SHORT TASK ->
Check each line below for the word "plain" and give the number of lines that have it, nothing more.
━━━━━━━━━━━━━━━━━━━━
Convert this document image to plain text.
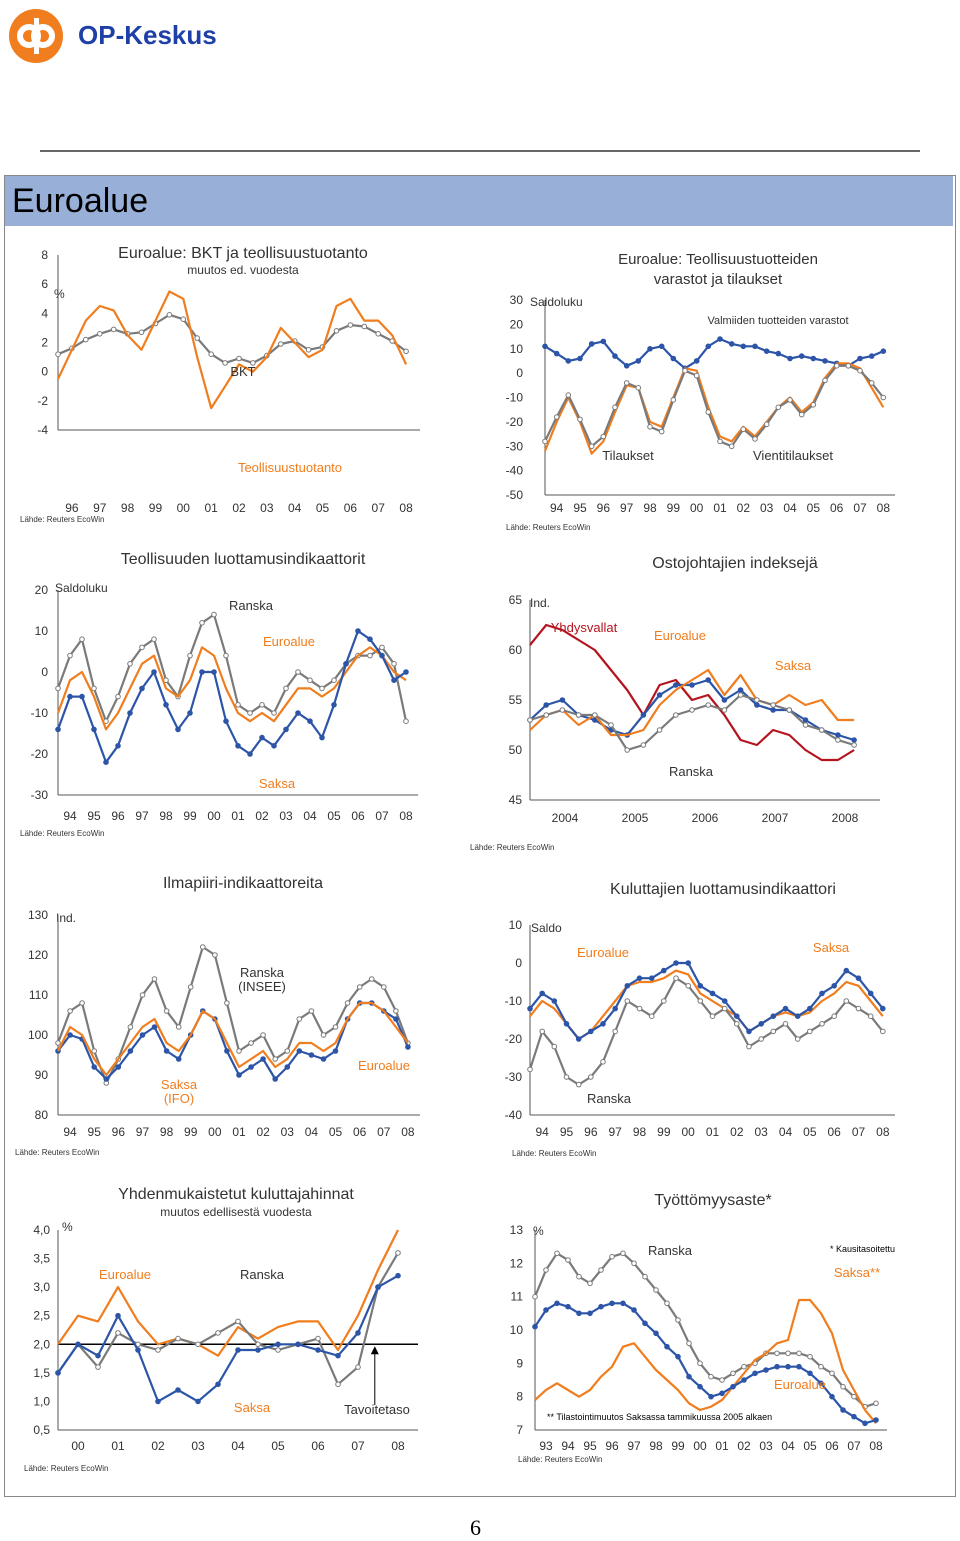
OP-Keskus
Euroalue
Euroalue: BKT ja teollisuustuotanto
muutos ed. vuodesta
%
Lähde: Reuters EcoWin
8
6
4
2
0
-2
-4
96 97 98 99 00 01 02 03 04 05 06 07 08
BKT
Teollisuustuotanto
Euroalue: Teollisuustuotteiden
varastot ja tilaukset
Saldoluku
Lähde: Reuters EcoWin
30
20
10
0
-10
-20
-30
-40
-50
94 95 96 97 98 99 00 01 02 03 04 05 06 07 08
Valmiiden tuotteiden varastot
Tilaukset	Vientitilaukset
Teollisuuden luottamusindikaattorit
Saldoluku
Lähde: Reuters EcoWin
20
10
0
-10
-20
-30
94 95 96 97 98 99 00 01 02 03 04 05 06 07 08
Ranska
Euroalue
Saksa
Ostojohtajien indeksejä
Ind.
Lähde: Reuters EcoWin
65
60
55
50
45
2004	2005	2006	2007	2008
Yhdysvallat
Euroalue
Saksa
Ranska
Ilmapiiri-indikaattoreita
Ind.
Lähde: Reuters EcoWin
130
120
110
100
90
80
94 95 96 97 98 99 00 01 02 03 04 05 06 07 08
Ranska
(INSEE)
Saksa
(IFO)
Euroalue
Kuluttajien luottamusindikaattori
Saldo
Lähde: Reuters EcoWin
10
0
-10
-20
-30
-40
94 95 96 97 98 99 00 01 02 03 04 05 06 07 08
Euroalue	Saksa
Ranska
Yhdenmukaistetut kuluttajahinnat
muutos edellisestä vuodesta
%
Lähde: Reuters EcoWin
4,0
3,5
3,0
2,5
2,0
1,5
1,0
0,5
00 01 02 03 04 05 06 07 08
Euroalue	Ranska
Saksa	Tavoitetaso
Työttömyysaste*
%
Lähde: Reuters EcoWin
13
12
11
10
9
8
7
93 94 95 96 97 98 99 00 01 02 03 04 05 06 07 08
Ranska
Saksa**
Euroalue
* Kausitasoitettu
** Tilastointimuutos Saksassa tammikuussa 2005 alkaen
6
━━━━━━━━━━━━━━━━━━━━
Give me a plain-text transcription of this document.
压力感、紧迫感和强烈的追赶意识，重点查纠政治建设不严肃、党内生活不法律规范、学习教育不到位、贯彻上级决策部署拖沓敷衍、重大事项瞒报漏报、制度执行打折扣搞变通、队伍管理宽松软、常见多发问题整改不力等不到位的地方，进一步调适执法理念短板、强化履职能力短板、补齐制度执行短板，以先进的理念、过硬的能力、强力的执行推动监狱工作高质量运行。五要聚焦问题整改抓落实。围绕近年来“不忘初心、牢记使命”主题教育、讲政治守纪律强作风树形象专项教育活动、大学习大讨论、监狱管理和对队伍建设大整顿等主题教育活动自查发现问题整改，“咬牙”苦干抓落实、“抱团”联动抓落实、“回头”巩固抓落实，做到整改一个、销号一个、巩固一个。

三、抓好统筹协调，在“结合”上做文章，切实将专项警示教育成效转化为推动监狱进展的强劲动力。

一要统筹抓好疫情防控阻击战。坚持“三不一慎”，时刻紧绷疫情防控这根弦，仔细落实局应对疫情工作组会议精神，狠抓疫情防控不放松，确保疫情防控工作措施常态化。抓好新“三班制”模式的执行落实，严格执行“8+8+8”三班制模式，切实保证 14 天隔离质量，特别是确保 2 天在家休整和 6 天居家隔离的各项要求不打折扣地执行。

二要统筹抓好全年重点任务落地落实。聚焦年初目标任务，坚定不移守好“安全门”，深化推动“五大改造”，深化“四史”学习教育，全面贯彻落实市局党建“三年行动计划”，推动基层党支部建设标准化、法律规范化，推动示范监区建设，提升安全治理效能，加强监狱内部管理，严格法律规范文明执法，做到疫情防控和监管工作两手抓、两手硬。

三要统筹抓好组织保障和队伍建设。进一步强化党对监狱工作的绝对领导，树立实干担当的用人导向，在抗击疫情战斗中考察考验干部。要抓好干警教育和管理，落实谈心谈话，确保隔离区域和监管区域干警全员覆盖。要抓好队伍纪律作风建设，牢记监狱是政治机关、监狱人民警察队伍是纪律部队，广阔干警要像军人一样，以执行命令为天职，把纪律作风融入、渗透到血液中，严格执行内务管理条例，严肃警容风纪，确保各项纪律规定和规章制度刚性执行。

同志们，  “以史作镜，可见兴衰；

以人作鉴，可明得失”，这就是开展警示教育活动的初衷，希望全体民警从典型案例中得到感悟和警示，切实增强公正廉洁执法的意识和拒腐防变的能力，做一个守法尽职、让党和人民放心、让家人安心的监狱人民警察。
━━━━━━━━━━━━━━━━━━━━
THE SOLUTION ->
2